▶ _Seçilen metin_
“Hep çiçek, böcek yazıyorsun”. “Biraz sert yaz”. “Bak, şöyle yaz...”
Bu ara bu cümleleri çok sık duyuyorum. Eleştiriye bayılırım diyemem ama doğru eleştirinin de insanın geliştirdiğine yüzde yüz inanırım. Ancak eline hiç kitap almamış, yazılarımın tamamını okumadan sosyal medyada denk gelip sadece başlığını okumuş kişilerin söylediklerini de çok dikkate almam. Üstelik kavgadan gürültüden bahseden dizisi, haberi, sokaktaki saldırganı başta olmak üzere bu kadar olumsuz uyaran varken neden benim de nefret dolu yazmamı bekler ki insan? Elbette ben de hayatımı bir prenses gibi şatolarda geçirmiyorum. Her şey mükemmel gitmiyor. Zaman zaman işte, sosyal hayatta ben de olumsuz durumlar yaşıyorum. Daha yeni yaşadığım bir seyahat hikayem var ki, onu da bir ara yazacağım.

▶ _Veri satırları_
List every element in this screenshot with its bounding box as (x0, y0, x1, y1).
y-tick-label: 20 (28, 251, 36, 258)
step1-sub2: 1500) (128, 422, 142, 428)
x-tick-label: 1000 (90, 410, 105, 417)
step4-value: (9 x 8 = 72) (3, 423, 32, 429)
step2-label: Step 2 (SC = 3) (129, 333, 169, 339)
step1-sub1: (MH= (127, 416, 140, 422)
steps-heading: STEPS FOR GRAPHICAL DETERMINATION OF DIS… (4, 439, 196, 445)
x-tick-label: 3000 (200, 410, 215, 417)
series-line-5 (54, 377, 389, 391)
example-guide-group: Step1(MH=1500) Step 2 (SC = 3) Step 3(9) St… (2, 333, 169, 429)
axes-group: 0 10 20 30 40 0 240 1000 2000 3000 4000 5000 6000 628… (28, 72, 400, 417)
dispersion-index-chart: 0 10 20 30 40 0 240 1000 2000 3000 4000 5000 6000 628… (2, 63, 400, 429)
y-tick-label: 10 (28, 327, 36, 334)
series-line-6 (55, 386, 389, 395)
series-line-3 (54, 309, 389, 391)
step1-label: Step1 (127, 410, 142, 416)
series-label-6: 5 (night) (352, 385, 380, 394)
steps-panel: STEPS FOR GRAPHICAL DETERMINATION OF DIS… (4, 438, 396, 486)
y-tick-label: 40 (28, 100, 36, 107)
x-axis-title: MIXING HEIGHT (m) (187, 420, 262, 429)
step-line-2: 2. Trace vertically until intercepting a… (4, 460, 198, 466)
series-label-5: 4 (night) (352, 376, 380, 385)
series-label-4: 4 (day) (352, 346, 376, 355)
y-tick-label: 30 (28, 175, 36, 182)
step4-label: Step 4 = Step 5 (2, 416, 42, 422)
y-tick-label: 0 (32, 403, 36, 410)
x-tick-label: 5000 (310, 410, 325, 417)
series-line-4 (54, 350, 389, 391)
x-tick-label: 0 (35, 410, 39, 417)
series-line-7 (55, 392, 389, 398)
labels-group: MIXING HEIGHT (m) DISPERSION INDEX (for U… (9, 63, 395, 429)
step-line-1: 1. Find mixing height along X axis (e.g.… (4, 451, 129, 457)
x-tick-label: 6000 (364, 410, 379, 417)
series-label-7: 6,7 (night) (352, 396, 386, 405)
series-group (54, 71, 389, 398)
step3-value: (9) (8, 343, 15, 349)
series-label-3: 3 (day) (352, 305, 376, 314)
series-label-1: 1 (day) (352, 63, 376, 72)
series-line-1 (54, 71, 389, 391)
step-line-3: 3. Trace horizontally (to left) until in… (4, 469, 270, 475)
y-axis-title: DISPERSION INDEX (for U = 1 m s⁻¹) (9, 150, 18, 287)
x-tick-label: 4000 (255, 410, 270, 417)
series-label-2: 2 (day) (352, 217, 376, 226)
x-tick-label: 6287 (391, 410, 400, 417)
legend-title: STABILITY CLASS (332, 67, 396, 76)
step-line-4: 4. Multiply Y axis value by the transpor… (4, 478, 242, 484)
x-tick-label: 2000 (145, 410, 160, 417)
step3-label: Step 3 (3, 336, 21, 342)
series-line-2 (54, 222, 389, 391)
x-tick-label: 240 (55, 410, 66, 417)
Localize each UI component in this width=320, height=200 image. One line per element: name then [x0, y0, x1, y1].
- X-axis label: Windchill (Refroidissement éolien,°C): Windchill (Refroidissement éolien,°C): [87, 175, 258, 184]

▶ _Belirtilen alıştırma 1_
Seçilen metinde "Bu ara bu cümleleri" sözlerinden "bir ara yazacağım." sözlerine varana dek her şeyi harfi harfine tekrarlayın.
▶ _Belirtilen alıştırma 2_
Seçilen metne göre şu ifadelerin her biri için lütfen evet ya da hayır deyin ve kararı belirleyen sözleri metinden aynen alıntılayın. (a) Yazar hayatını bir prenses gibi şatolarda geçirdiğini söylüyor. (b) Yazar yeni yaşadığı bir seyahat hikayesini bir ara yazacağını belirtiyor. (c) Yazar, yazılarının yalnızca başlığını okuyan kişilerin söylediklerini çok dikkate aldığını söylüyor.
Kayıtların bu işle hiçbir ilgisi yok.

▶ _Eksiksiz cevap 1_
Bu ara bu cümleleri çok sık duyuyorum. Eleştiriye bayılırım diyemem ama doğru eleştirinin de insanın geliştirdiğine yüzde yüz inanırım. Ancak eline hiç kitap almamış, yazılarımın tamamını okumadan sosyal medyada denk gelip sadece başlığını okumuş kişilerin söylediklerini de çok dikkate almam. Üstelik kavgadan gürültüden bahseden dizisi, haberi, sokaktaki saldırganı başta olmak üzere bu kadar olumsuz uyaran varken neden benim de nefret dolu yazmamı bekler ki insan? Elbette ben de hayatımı bir prenses gibi şatolarda geçirmiyorum. Her şey mükemmel gitmiyor. Zaman zaman işte, sosyal hayatta ben de olumsuz durumlar yaşıyorum. Daha yeni yaşadığım bir seyahat hikayem var ki, onu da bir ara yazacağım.

▶ _Eksiksiz cevap 2_
(a) Hayır: "Elbette ben de hayatımı bir prenses gibi şatolarda geçirmiyorum."
(b) Evet: "Daha yeni yaşadığım bir seyahat hikayem var ki, onu da bir ara yazacağım."
(c) Hayır: "sadece başlığını okumuş kişilerin söylediklerini de çok dikkate almam."